Your objective: Lines containing the string "Цитата" are to be counted; report only how many there are.

Stored data:
┌────────

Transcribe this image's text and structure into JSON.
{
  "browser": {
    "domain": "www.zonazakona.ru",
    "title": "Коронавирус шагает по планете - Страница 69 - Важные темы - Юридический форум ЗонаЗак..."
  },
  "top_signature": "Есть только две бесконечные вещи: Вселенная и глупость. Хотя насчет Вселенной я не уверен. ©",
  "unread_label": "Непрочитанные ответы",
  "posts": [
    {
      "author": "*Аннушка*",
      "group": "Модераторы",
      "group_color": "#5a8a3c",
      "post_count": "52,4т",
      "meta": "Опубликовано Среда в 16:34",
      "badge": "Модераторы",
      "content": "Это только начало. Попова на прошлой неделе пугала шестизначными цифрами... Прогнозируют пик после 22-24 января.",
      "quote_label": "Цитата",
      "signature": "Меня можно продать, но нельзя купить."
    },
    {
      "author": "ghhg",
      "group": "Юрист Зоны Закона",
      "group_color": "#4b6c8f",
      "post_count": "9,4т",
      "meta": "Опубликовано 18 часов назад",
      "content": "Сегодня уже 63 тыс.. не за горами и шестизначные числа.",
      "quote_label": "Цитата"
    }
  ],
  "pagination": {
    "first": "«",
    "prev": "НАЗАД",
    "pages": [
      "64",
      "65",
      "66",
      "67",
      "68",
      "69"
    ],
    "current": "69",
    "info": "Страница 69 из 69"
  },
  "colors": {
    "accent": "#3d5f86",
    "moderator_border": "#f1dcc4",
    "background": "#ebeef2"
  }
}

└────────

Complete output: 2